[start]

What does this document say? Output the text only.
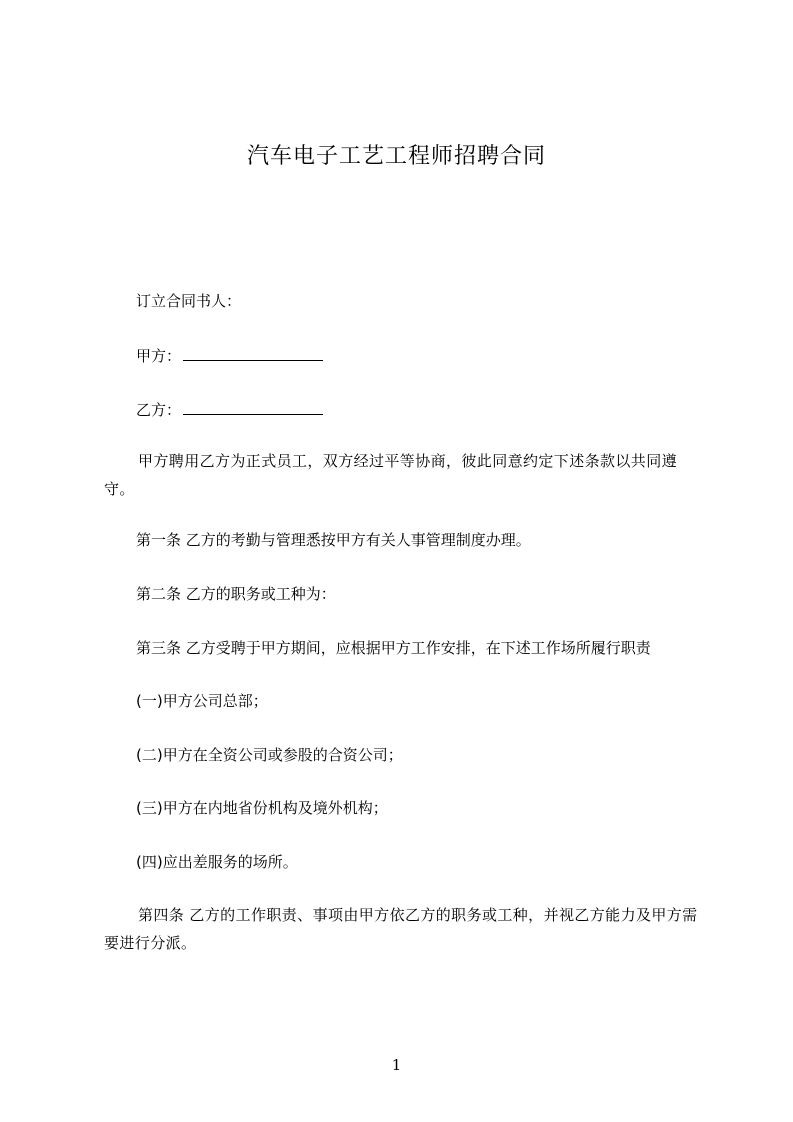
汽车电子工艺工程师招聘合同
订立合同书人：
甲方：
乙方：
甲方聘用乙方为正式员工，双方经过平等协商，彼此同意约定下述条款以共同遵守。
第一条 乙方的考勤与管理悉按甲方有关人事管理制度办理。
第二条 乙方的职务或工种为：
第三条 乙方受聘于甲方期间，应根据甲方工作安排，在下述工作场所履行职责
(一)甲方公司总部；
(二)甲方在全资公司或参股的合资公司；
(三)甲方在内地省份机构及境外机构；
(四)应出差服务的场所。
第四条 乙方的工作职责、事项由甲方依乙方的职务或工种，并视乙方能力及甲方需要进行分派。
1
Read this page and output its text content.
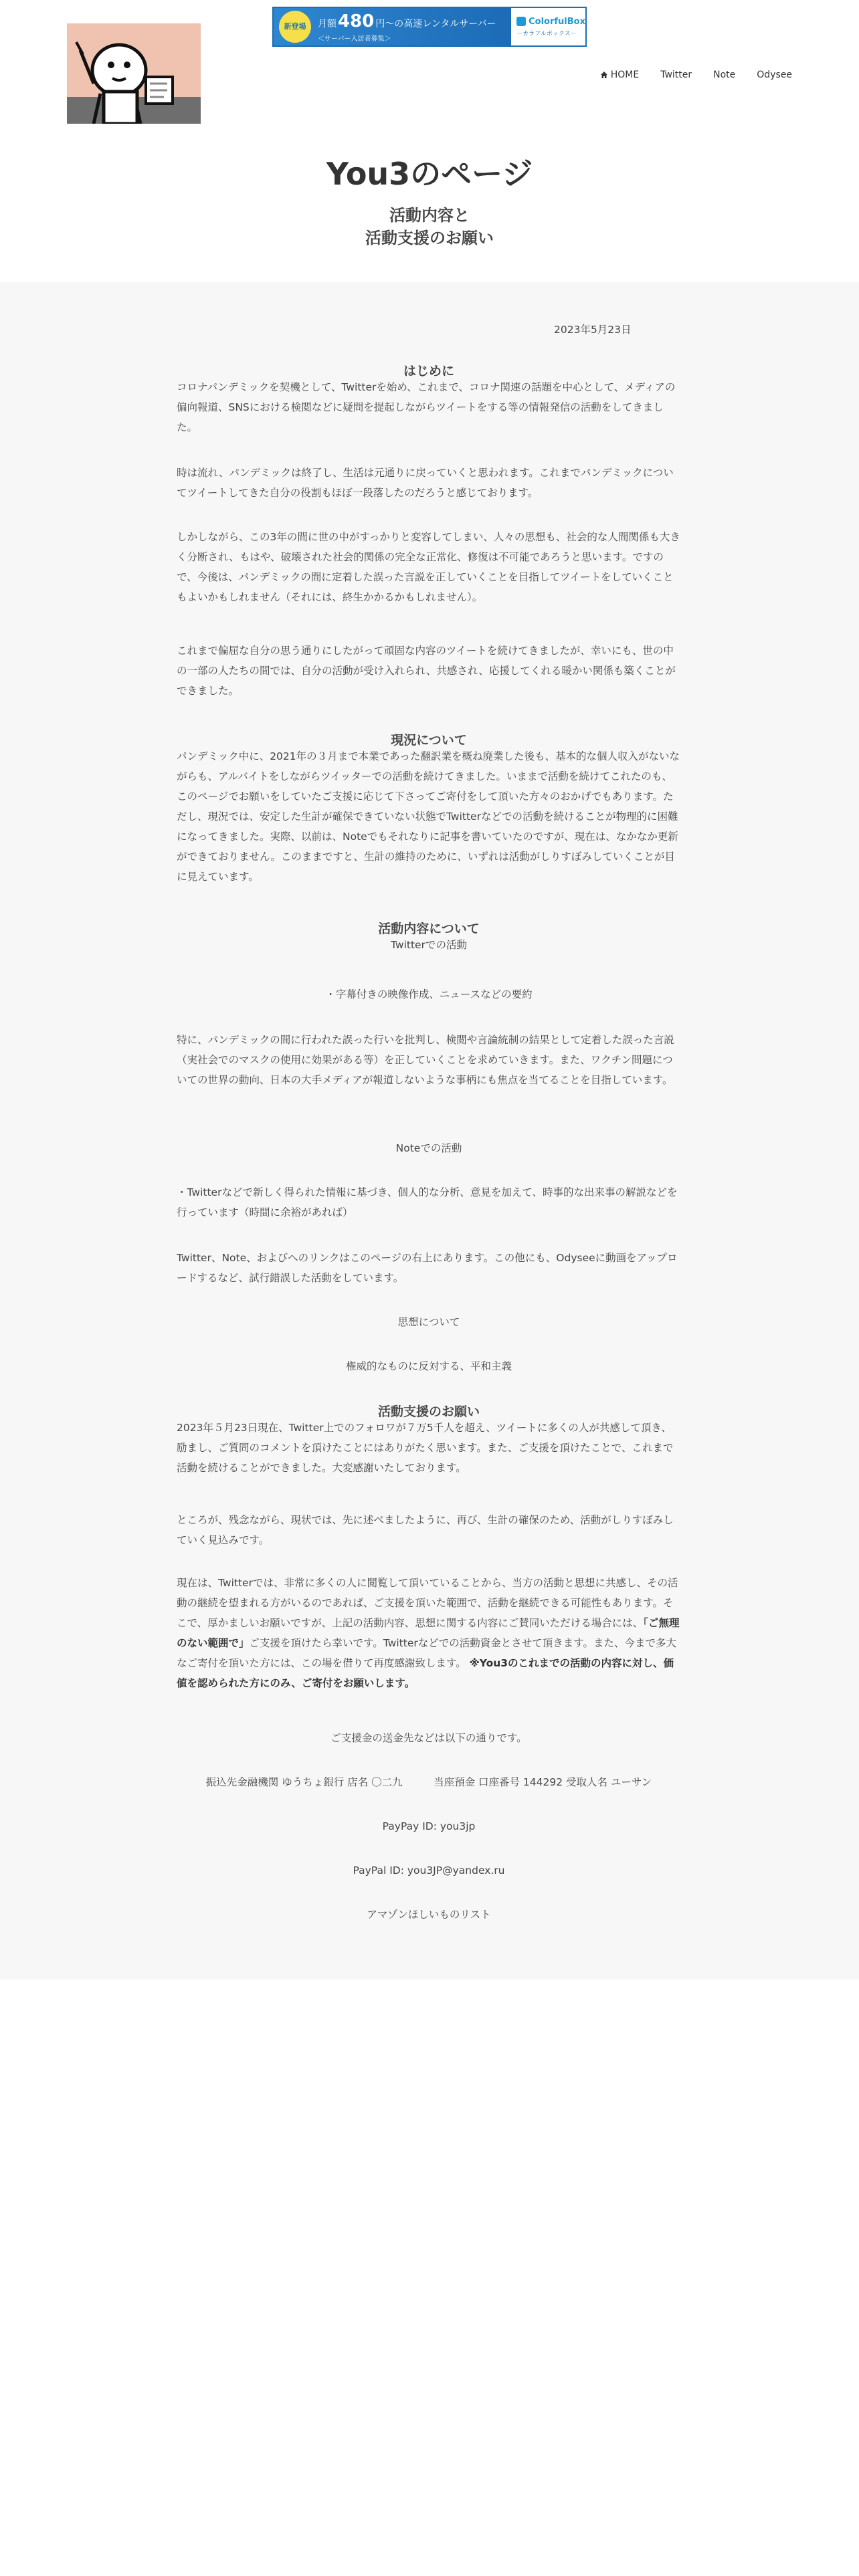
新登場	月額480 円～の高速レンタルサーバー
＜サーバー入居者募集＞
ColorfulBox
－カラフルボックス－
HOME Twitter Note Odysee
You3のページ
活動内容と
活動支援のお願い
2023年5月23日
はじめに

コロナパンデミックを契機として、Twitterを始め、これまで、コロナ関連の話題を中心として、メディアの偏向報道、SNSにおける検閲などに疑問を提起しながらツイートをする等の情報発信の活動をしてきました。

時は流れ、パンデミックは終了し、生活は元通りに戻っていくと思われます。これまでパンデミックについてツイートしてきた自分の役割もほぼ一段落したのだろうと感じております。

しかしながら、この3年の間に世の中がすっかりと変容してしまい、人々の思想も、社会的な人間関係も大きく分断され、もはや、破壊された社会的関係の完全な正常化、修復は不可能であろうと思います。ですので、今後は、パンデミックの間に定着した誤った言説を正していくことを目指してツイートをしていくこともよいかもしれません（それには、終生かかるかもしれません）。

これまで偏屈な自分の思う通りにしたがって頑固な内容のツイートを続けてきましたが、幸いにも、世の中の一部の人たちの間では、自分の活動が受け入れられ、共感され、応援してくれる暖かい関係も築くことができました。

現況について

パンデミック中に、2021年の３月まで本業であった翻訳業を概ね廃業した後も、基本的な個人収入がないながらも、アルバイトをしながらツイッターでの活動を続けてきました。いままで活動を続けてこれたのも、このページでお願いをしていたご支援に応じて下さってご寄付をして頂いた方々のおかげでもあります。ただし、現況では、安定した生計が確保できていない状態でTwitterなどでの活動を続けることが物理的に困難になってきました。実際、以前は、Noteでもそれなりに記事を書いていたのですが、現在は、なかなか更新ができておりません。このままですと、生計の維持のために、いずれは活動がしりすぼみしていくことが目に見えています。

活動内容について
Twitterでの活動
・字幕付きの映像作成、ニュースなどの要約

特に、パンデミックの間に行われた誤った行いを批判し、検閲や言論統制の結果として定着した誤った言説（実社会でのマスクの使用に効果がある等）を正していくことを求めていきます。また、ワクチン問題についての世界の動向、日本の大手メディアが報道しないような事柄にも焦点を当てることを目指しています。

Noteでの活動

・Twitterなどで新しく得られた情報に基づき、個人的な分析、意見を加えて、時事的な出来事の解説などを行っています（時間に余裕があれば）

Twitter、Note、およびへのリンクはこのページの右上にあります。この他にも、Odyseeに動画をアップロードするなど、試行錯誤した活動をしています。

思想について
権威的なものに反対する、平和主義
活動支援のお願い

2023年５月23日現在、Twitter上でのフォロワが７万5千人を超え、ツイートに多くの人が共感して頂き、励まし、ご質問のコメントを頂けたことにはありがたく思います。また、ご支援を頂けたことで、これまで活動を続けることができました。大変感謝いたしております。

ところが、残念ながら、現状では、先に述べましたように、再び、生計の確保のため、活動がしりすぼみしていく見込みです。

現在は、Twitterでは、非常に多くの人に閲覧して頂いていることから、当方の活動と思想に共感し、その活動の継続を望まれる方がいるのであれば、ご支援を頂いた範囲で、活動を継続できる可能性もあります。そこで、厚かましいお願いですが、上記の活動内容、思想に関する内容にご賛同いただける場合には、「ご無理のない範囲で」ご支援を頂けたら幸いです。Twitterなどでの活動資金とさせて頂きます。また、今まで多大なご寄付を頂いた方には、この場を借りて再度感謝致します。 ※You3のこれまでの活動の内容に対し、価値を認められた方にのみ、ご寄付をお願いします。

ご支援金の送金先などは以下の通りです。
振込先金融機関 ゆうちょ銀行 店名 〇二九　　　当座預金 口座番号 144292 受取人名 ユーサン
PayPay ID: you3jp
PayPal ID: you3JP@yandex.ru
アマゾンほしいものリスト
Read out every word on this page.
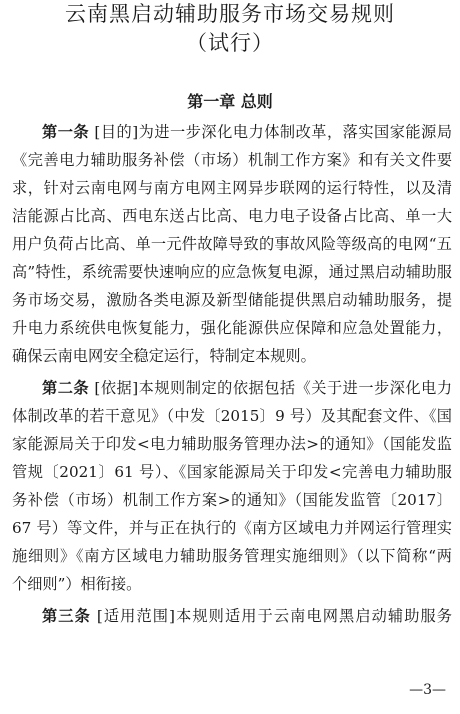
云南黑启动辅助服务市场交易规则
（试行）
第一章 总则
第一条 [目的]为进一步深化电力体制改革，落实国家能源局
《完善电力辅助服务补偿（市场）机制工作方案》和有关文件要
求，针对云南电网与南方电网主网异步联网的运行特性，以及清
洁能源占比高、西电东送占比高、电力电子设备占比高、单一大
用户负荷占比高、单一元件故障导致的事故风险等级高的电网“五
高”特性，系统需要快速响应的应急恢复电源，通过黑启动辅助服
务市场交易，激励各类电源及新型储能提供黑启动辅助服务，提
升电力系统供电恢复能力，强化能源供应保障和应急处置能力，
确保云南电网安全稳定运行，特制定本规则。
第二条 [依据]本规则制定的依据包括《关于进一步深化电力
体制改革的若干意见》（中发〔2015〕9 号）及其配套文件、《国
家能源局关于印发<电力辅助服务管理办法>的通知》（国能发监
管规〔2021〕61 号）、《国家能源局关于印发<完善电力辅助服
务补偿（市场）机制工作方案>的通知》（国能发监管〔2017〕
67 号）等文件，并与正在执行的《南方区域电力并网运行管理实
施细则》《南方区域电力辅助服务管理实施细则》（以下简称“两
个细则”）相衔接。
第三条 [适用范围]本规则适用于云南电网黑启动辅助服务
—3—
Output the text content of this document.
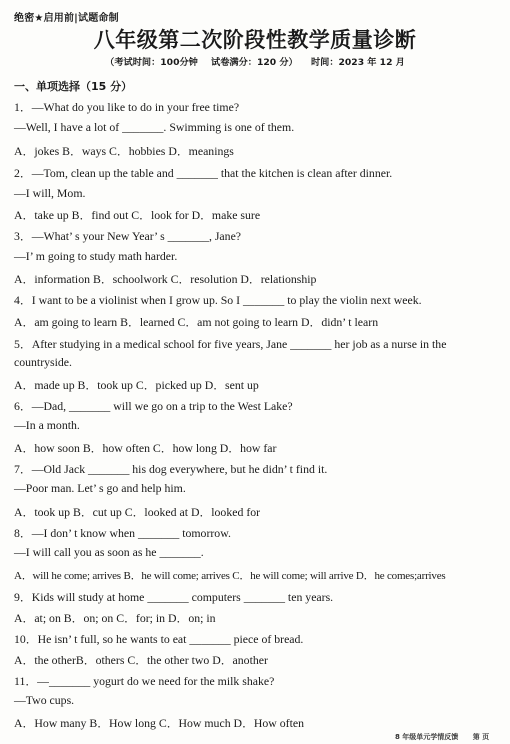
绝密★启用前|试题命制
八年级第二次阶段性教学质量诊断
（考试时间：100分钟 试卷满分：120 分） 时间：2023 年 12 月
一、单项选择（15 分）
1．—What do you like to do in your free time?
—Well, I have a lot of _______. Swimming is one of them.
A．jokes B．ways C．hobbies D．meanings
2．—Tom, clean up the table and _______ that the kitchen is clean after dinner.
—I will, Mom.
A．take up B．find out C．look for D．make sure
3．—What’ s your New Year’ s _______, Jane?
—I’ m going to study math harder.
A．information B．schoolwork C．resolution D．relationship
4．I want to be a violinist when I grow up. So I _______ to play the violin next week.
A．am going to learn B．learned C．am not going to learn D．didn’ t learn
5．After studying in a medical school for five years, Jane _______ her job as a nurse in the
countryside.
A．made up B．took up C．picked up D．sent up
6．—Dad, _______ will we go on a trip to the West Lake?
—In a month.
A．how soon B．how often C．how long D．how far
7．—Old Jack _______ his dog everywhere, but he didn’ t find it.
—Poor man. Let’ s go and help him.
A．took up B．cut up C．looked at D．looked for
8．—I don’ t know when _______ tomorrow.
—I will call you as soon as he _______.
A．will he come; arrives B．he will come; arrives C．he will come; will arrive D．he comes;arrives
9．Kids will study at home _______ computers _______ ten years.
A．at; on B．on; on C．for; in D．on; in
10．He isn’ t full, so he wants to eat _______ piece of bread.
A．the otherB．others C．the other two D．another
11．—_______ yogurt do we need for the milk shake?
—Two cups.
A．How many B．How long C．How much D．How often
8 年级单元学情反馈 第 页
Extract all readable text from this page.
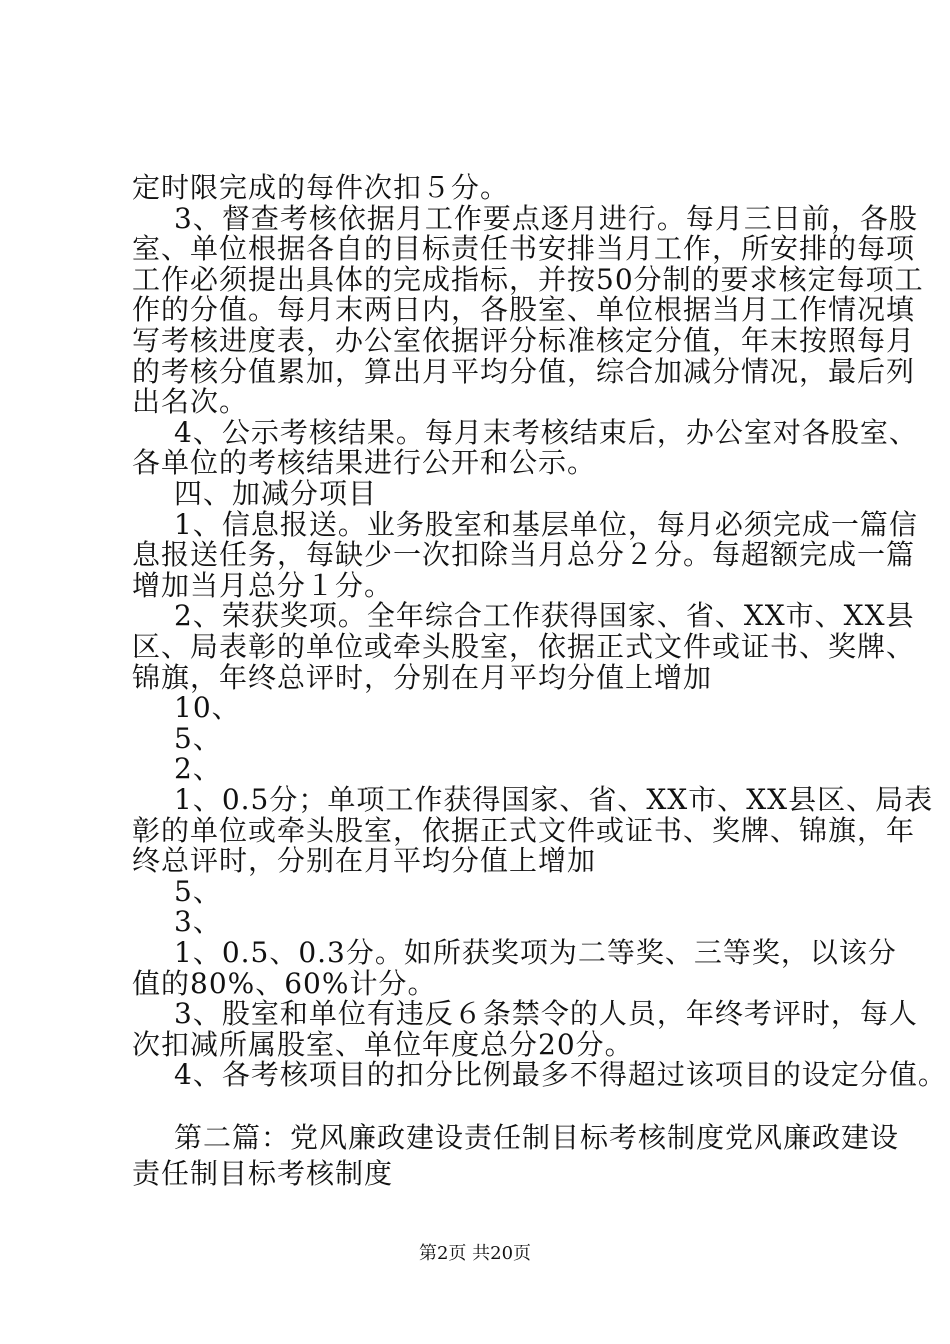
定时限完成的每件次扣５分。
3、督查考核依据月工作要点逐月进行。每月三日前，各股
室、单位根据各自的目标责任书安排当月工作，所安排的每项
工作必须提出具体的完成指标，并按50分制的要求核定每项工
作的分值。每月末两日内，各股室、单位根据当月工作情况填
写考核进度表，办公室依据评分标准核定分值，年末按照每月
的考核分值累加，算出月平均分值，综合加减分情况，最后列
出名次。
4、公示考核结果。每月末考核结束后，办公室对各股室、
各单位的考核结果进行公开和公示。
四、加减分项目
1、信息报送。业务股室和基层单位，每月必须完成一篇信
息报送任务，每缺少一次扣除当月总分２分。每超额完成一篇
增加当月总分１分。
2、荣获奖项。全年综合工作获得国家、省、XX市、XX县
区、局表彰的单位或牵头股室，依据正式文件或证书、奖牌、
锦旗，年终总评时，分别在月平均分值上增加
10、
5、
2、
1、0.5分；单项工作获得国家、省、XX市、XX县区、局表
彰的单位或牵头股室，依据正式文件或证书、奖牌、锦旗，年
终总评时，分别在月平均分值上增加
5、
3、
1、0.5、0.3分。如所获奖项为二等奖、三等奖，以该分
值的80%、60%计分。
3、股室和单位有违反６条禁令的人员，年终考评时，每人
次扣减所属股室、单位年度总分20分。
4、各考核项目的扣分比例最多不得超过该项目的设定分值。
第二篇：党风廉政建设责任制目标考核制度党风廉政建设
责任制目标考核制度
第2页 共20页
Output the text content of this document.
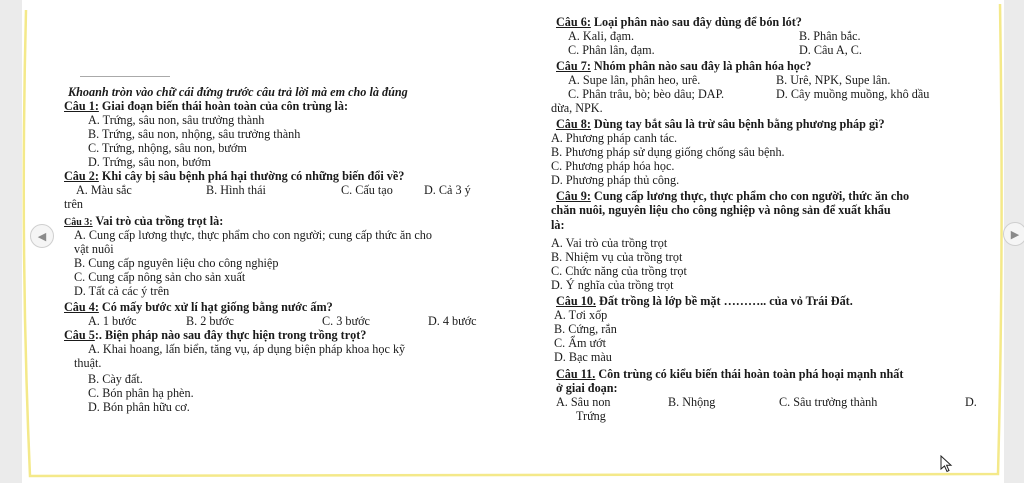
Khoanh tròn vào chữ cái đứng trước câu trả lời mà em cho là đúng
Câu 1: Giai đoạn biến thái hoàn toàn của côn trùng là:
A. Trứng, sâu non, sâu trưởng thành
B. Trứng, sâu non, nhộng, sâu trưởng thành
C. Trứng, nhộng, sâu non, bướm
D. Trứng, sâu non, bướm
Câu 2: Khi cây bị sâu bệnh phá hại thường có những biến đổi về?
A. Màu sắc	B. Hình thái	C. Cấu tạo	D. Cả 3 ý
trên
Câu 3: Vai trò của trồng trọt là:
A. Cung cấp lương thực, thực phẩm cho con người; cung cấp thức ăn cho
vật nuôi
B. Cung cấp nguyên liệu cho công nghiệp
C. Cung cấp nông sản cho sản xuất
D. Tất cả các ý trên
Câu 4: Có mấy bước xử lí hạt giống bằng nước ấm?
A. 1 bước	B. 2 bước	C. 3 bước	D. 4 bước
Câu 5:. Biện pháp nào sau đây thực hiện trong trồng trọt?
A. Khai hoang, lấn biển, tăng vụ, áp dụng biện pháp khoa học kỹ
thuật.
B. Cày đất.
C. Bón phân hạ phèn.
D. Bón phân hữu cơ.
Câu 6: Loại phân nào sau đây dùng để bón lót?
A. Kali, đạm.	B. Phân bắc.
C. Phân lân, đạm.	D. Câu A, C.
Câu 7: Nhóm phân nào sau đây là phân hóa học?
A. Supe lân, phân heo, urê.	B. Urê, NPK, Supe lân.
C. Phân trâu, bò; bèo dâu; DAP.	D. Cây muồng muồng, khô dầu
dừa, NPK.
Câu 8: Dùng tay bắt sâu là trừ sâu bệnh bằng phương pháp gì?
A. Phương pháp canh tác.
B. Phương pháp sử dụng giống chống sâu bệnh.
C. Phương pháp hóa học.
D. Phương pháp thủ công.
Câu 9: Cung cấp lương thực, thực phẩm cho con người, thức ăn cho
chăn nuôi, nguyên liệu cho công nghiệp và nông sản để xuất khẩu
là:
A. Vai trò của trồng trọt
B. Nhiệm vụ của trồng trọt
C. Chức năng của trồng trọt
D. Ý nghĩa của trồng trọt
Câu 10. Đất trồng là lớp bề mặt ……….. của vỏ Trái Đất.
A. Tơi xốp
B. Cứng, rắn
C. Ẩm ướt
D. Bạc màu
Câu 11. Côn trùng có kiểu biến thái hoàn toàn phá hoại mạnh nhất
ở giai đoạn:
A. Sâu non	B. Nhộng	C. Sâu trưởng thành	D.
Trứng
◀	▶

[end]

List the lines of the material in which the word "机制工作方案" occurs.

《完善电力辅助服务补偿（市场）机制工作方案》和有关文件要
务补偿（市场）机制工作方案>的通知》（国能发监管〔2017〕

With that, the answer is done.